> [Objective] In the data below, find each line containing the string "meeting" and return it.
------ Input for this task
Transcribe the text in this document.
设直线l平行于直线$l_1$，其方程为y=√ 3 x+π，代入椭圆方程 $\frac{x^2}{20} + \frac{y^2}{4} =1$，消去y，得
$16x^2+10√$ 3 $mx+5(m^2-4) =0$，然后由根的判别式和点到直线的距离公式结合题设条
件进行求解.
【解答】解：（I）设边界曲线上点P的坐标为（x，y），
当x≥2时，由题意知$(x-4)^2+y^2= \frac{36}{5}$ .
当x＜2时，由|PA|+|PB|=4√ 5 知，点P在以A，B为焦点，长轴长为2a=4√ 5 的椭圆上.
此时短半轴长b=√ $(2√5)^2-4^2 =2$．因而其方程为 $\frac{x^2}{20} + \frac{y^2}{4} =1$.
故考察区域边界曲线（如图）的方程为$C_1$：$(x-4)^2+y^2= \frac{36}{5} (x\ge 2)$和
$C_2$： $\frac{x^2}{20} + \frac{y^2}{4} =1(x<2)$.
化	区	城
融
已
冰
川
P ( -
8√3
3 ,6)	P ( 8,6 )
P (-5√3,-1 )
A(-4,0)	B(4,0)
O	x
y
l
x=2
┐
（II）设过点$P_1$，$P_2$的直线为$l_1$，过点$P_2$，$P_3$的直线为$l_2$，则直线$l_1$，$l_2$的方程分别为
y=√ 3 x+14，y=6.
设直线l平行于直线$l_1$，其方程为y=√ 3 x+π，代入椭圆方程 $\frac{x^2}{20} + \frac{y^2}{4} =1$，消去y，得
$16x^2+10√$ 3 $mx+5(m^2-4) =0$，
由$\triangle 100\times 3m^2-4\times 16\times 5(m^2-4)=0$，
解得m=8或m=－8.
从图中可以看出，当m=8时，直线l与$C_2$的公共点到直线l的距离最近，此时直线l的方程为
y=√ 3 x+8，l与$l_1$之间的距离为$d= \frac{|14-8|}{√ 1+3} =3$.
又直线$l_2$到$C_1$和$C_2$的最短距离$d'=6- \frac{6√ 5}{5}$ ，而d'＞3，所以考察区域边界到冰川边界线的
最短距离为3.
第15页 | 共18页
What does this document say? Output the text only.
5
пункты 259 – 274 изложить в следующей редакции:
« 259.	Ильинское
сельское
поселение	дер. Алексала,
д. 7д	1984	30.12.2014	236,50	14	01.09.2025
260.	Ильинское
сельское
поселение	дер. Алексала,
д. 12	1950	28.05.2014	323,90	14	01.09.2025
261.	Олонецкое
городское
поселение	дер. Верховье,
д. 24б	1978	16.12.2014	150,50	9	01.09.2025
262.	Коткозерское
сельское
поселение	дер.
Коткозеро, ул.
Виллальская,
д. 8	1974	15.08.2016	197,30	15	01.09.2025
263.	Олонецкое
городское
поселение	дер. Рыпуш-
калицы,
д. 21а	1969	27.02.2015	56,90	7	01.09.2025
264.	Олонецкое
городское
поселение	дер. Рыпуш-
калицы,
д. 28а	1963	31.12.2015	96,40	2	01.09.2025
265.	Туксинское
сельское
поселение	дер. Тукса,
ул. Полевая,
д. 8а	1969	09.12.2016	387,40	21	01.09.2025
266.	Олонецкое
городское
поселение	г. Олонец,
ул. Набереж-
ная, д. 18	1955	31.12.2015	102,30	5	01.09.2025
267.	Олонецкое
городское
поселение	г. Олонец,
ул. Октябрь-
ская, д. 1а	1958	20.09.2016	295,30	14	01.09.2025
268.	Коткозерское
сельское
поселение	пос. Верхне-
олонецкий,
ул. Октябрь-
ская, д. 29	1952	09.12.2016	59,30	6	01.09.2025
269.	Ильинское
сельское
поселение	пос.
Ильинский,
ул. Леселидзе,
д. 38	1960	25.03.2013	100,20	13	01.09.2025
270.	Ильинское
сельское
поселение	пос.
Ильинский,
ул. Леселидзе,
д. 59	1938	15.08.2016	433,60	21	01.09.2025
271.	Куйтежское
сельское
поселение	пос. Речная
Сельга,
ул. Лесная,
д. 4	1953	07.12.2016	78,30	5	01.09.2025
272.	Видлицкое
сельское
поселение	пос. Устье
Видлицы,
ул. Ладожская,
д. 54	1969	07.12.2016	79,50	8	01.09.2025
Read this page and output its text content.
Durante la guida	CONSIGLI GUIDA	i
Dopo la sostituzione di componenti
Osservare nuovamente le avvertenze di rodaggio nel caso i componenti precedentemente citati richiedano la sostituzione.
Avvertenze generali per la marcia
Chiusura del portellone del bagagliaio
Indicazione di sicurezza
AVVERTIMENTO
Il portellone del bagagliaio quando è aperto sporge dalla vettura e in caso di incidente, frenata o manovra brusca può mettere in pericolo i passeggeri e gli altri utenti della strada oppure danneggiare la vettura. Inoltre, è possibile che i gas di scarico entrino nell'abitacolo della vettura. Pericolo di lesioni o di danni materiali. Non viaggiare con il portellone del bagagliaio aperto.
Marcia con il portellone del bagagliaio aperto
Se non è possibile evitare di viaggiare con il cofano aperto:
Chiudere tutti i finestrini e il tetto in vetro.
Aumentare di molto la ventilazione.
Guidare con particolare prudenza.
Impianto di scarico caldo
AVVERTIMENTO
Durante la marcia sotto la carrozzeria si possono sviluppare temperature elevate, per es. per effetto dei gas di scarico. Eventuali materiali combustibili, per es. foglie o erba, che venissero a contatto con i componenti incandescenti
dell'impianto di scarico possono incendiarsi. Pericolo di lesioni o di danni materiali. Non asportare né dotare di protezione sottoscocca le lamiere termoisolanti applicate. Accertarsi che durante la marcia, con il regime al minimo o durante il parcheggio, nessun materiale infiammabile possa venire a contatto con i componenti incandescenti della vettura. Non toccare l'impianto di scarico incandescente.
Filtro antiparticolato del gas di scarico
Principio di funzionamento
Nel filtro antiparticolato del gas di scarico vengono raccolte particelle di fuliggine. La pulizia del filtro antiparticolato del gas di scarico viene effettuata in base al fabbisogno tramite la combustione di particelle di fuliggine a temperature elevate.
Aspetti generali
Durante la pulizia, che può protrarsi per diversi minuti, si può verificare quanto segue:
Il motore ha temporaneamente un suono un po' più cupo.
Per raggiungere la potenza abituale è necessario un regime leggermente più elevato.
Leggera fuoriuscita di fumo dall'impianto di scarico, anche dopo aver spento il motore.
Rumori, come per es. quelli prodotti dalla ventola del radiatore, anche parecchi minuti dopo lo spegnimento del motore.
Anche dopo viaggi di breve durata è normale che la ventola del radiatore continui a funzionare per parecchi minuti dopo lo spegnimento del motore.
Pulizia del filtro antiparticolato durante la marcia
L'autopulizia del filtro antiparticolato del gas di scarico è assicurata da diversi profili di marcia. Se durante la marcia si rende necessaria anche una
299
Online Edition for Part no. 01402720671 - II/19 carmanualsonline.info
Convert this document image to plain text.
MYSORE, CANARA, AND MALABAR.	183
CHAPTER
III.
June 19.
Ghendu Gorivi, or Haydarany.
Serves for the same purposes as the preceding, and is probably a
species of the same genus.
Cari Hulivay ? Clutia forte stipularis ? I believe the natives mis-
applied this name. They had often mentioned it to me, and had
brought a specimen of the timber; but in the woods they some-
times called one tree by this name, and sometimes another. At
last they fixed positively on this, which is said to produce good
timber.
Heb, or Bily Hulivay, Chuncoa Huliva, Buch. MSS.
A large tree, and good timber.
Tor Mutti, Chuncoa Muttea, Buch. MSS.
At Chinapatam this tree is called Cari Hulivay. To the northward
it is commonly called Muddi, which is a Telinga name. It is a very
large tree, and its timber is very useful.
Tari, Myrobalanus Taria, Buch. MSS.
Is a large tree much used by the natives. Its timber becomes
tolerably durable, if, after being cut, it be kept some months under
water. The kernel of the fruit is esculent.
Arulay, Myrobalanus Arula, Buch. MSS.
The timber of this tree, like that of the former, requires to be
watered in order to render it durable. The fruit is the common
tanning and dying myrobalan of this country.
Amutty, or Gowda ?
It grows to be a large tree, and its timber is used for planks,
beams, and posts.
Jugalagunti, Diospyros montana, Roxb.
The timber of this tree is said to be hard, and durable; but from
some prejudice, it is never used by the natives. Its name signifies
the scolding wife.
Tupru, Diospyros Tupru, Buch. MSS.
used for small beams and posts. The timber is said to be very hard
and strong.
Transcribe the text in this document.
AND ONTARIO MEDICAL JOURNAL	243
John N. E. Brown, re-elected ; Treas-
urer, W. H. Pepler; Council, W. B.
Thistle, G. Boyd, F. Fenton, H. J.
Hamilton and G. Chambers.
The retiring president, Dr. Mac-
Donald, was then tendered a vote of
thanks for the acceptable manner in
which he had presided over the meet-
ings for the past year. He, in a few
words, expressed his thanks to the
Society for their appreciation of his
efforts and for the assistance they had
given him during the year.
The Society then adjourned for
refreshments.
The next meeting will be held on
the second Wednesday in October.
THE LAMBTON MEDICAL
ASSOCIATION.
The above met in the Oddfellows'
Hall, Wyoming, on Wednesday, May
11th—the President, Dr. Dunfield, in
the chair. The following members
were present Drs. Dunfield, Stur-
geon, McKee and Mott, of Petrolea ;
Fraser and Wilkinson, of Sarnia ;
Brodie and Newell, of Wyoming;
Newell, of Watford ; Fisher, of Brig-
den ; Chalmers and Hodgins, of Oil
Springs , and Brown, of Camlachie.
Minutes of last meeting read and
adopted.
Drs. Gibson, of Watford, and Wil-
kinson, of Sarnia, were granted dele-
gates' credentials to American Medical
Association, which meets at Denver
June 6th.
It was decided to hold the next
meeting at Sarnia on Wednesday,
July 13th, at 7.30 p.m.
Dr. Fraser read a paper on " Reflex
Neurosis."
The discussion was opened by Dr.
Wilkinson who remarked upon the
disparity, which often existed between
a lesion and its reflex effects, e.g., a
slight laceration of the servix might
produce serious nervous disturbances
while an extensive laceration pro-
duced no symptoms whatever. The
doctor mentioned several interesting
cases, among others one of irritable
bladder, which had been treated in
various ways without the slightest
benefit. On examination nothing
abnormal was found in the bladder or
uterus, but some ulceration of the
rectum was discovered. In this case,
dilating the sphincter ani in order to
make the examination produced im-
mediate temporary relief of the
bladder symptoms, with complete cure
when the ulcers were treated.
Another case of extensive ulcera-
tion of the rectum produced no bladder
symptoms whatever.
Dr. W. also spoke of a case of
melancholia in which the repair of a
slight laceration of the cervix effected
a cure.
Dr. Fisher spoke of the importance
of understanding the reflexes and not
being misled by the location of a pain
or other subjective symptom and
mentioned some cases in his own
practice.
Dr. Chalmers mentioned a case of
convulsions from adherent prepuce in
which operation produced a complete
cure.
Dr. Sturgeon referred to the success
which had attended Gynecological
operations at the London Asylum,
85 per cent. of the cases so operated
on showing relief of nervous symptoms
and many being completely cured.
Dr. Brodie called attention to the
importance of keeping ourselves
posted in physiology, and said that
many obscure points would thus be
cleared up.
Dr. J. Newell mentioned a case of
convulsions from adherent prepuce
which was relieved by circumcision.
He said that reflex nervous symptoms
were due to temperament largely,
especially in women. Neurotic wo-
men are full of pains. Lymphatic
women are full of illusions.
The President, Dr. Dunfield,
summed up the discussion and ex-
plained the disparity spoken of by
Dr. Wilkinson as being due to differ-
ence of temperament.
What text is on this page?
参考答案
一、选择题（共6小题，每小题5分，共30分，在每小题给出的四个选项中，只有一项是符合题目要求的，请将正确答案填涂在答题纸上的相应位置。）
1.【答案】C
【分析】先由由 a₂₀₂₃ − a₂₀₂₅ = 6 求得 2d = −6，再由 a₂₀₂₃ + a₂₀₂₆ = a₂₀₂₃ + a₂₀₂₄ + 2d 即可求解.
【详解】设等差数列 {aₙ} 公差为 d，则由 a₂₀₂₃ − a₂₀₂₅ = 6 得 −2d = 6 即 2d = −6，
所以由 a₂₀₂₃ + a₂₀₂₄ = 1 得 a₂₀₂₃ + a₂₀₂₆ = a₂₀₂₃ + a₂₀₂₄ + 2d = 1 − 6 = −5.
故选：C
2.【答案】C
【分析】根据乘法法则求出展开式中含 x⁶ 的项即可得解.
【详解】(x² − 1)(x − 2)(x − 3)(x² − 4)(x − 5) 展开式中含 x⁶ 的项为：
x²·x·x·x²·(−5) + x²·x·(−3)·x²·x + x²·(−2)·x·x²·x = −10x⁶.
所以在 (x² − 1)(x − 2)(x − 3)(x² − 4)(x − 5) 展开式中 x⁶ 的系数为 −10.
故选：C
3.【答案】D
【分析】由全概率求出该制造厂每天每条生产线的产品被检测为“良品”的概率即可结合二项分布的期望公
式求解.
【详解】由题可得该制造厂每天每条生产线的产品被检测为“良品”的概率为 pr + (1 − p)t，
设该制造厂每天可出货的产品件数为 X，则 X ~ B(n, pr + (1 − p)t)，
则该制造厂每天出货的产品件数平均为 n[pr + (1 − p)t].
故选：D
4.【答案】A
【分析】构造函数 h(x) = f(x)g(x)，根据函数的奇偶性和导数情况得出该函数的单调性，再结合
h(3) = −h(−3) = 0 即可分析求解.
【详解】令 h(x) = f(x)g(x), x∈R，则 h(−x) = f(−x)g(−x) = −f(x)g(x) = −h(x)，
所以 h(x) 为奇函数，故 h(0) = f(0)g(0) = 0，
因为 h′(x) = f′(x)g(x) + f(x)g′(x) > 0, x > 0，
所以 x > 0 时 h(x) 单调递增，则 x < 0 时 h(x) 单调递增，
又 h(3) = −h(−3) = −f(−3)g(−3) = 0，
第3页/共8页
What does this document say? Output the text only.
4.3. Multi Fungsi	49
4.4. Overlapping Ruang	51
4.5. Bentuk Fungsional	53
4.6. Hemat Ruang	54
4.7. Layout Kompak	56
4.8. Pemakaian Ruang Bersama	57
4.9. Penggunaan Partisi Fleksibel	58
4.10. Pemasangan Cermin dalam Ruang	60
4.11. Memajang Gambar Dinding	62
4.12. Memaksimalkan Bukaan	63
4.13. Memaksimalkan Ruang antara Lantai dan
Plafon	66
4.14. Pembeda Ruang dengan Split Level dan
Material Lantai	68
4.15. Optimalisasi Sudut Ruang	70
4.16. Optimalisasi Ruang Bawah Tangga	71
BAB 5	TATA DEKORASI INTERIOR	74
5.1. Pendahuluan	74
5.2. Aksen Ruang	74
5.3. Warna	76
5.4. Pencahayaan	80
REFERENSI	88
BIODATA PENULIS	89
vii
------------
> [Result]
The next meeting will be held on
Minutes of last meeting read and
meeting at Sarnia on Wednesday,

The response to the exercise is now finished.